REQUIRED TASK
Check every line of the entries below for the word "image", and copy the ones that have it.

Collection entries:
┌──
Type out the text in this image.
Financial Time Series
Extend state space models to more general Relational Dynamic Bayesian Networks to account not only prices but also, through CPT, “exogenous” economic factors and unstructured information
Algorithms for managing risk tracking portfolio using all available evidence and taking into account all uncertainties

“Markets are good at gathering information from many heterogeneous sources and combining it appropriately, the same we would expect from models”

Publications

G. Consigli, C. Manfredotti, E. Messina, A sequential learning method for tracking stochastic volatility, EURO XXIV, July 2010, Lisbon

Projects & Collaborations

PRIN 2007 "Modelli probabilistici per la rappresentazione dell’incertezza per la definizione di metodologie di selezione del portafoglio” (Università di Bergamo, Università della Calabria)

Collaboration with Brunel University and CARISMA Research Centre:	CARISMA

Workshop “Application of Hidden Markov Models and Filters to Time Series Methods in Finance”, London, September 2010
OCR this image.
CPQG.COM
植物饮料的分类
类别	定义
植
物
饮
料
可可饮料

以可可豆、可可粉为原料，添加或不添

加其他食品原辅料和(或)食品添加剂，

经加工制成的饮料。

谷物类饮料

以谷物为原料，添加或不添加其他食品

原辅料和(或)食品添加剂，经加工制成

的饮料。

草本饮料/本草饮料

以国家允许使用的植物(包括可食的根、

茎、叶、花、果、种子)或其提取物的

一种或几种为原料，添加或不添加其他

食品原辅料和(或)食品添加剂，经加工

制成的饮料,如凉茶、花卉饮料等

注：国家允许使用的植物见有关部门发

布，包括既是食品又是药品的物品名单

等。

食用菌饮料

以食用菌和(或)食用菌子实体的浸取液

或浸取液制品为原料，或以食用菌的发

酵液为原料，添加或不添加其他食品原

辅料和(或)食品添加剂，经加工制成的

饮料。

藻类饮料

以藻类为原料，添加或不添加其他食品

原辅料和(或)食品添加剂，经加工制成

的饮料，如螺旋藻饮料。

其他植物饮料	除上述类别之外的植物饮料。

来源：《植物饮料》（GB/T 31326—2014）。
└──
┌──
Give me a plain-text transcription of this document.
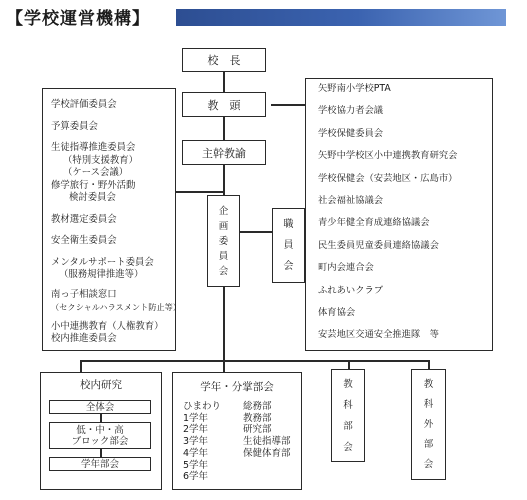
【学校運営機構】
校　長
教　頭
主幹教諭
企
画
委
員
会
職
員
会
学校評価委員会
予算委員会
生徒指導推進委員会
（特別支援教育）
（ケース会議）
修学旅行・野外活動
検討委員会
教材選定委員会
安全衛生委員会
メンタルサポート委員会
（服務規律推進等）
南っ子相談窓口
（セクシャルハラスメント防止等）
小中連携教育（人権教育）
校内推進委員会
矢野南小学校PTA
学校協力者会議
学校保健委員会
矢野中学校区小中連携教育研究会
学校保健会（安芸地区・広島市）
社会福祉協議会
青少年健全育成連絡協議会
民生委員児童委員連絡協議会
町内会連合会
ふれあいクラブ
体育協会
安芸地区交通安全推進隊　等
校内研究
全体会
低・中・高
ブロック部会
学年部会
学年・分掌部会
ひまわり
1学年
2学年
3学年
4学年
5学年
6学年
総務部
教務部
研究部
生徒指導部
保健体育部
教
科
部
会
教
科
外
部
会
└──
TASK RESULT
Type out the text in this image.
OCR this image.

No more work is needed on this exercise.